Entrées de données enregistrées:
- - - - -
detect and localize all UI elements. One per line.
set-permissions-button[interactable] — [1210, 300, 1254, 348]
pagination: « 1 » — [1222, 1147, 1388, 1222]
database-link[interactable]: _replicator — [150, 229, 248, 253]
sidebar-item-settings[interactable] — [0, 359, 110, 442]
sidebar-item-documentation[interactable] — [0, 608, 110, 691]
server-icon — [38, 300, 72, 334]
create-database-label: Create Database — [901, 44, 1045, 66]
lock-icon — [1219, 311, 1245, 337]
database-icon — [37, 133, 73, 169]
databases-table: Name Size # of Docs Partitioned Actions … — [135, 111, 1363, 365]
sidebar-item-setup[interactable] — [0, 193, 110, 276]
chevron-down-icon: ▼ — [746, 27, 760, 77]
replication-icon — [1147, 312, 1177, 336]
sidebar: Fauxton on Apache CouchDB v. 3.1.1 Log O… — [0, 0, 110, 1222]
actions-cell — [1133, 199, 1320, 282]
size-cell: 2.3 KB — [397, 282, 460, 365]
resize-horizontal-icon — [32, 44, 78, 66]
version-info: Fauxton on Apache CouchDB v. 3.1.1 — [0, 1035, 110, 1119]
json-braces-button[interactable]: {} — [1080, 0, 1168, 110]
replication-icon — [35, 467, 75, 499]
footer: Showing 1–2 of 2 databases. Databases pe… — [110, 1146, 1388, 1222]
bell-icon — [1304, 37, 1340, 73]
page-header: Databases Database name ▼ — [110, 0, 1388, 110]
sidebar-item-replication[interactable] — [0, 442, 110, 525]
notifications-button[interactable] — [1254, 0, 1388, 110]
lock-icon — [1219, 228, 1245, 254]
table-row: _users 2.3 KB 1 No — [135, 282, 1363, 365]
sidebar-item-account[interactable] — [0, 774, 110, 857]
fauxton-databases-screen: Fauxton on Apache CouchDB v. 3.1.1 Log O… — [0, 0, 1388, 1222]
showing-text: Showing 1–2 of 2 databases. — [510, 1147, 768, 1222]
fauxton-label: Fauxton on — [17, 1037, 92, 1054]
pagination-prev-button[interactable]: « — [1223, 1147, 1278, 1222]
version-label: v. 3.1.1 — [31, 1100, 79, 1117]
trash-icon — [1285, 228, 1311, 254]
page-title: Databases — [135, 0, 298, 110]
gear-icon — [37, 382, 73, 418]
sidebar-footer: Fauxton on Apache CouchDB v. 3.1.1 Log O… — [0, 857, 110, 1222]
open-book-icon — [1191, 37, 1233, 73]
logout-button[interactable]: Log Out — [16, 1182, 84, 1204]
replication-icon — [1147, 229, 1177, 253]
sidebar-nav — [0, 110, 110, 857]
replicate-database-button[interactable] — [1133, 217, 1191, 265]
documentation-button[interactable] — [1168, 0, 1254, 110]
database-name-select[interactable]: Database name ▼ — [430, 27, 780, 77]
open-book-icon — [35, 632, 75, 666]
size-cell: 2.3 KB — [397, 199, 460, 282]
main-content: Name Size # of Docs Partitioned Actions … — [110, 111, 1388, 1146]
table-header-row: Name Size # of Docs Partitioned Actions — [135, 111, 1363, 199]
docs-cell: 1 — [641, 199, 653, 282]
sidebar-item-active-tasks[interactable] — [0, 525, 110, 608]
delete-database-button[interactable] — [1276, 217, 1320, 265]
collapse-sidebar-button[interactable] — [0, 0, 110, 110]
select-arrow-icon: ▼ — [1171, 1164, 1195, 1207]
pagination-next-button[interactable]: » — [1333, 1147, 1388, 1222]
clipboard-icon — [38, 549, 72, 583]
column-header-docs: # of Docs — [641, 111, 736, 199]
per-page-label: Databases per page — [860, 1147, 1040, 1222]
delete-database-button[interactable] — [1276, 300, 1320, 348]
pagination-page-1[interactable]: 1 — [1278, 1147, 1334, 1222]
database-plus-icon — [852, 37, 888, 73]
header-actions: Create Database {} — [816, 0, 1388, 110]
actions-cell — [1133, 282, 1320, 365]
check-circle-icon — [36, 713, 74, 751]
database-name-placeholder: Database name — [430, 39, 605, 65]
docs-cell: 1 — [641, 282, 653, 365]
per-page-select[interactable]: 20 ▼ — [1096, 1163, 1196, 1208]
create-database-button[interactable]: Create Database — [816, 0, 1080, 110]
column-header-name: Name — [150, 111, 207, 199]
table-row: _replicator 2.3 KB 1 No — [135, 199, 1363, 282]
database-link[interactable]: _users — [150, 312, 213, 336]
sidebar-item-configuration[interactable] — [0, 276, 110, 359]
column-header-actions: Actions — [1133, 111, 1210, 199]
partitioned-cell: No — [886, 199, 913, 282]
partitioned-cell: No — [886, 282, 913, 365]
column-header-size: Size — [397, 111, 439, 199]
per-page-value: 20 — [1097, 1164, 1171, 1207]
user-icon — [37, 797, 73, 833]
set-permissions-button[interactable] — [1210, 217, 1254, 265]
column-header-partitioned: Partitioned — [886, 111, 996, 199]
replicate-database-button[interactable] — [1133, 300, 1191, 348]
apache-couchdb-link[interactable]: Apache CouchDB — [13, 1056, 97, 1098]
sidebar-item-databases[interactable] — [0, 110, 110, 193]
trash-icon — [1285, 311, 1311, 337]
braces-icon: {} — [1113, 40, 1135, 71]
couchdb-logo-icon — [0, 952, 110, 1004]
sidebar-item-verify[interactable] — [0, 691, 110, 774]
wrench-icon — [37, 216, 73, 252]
- - - - -
▶ [CONSIGNE]
Reprenez toutes les lignes des enregistrements ci-dessus sous forme de liste numérotée, en omettant les lignes vides.

▶ [RÉSULTAT]
1. detect and localize all UI elements. One per line.
2. set-permissions-button[interactable] — [1210, 300, 1254, 348]
3. pagination: « 1 » — [1222, 1147, 1388, 1222]
4. database-link[interactable]: _replicator — [150, 229, 248, 253]
5. sidebar-item-settings[interactable] — [0, 359, 110, 442]
6. sidebar-item-documentation[interactable] — [0, 608, 110, 691]
7. server-icon — [38, 300, 72, 334]
8. create-database-label: Create Database — [901, 44, 1045, 66]
9. lock-icon — [1219, 311, 1245, 337]
10. database-icon — [37, 133, 73, 169]
11. databases-table: Name Size # of Docs Partitioned Actions … — [135, 111, 1363, 365]
12. sidebar-item-setup[interactable] — [0, 193, 110, 276]
13. chevron-down-icon: ▼ — [746, 27, 760, 77]
14. replication-icon — [1147, 312, 1177, 336]
15. sidebar: Fauxton on Apache CouchDB v. 3.1.1 Log O… — [0, 0, 110, 1222]
16. actions-cell — [1133, 199, 1320, 282]
17. size-cell: 2.3 KB — [397, 282, 460, 365]
18. resize-horizontal-icon — [32, 44, 78, 66]
19. version-info: Fauxton on Apache CouchDB v. 3.1.1 — [0, 1035, 110, 1119]
20. json-braces-button[interactable]: {} — [1080, 0, 1168, 110]
21. replication-icon — [35, 467, 75, 499]
22. footer: Showing 1–2 of 2 databases. Databases pe… — [110, 1146, 1388, 1222]
23. bell-icon — [1304, 37, 1340, 73]
24. page-header: Databases Database name ▼ — [110, 0, 1388, 110]
25. sidebar-item-replication[interactable] — [0, 442, 110, 525]
26. notifications-button[interactable] — [1254, 0, 1388, 110]
27. lock-icon — [1219, 228, 1245, 254]
28. table-row: _users 2.3 KB 1 No — [135, 282, 1363, 365]
29. sidebar-item-account[interactable] — [0, 774, 110, 857]
30. fauxton-databases-screen: Fauxton on Apache CouchDB v. 3.1.1 Log O… — [0, 0, 1388, 1222]
31. showing-text: Showing 1–2 of 2 databases. — [510, 1147, 768, 1222]
32. fauxton-label: Fauxton on — [17, 1037, 92, 1054]
33. pagination-prev-button[interactable]: « — [1223, 1147, 1278, 1222]
34. version-label: v. 3.1.1 — [31, 1100, 79, 1117]
35. trash-icon — [1285, 228, 1311, 254]
36. page-title: Databases — [135, 0, 298, 110]
37. gear-icon — [37, 382, 73, 418]
38. sidebar-footer: Fauxton on Apache CouchDB v. 3.1.1 Log O… — [0, 857, 110, 1222]
39. open-book-icon — [1191, 37, 1233, 73]
40. logout-button[interactable]: Log Out — [16, 1182, 84, 1204]
41. replication-icon — [1147, 229, 1177, 253]
42. sidebar-nav — [0, 110, 110, 857]
43. replicate-database-button[interactable] — [1133, 217, 1191, 265]
44. documentation-button[interactable] — [1168, 0, 1254, 110]
45. database-name-select[interactable]: Database name ▼ — [430, 27, 780, 77]
46. open-book-icon — [35, 632, 75, 666]
47. size-cell: 2.3 KB — [397, 199, 460, 282]
48. main-content: Name Size # of Docs Partitioned Actions … — [110, 111, 1388, 1146]
49. table-header-row: Name Size # of Docs Partitioned Actions — [135, 111, 1363, 199]
50. docs-cell: 1 — [641, 199, 653, 282]
51. sidebar-item-active-tasks[interactable] — [0, 525, 110, 608]
52. delete-database-button[interactable] — [1276, 217, 1320, 265]
53. collapse-sidebar-button[interactable] — [0, 0, 110, 110]
54. select-arrow-icon: ▼ — [1171, 1164, 1195, 1207]
55. pagination-next-button[interactable]: » — [1333, 1147, 1388, 1222]
56. clipboard-icon — [38, 549, 72, 583]
57. column-header-docs: # of Docs — [641, 111, 736, 199]
58. per-page-label: Databases per page — [860, 1147, 1040, 1222]
59. delete-database-button[interactable] — [1276, 300, 1320, 348]
60. pagination-page-1[interactable]: 1 — [1278, 1147, 1334, 1222]
61. database-plus-icon — [852, 37, 888, 73]
62. header-actions: Create Database {} — [816, 0, 1388, 110]
63. actions-cell — [1133, 282, 1320, 365]
64. check-circle-icon — [36, 713, 74, 751]
65. database-name-placeholder: Database name — [430, 39, 605, 65]
66. docs-cell: 1 — [641, 282, 653, 365]
67. per-page-select[interactable]: 20 ▼ — [1096, 1163, 1196, 1208]
68. create-database-button[interactable]: Create Database — [816, 0, 1080, 110]
69. column-header-name: Name — [150, 111, 207, 199]
70. table-row: _replicator 2.3 KB 1 No — [135, 199, 1363, 282]
71. database-link[interactable]: _users — [150, 312, 213, 336]
72. sidebar-item-configuration[interactable] — [0, 276, 110, 359]
73. column-header-actions: Actions — [1133, 111, 1210, 199]
74. partitioned-cell: No — [886, 199, 913, 282]
75. partitioned-cell: No — [886, 282, 913, 365]
76. column-header-size: Size — [397, 111, 439, 199]
77. per-page-value: 20 — [1097, 1164, 1171, 1207]
78. user-icon — [37, 797, 73, 833]
79. set-permissions-button[interactable] — [1210, 217, 1254, 265]
80. column-header-partitioned: Partitioned — [886, 111, 996, 199]
81. replicate-database-button[interactable] — [1133, 300, 1191, 348]
82. apache-couchdb-link[interactable]: Apache CouchDB — [13, 1056, 97, 1098]
83. sidebar-item-databases[interactable] — [0, 110, 110, 193]
84. trash-icon — [1285, 311, 1311, 337]
85. braces-icon: {} — [1113, 40, 1135, 71]
86. couchdb-logo-icon — [0, 952, 110, 1004]
87. sidebar-item-verify[interactable] — [0, 691, 110, 774]
88. wrench-icon — [37, 216, 73, 252]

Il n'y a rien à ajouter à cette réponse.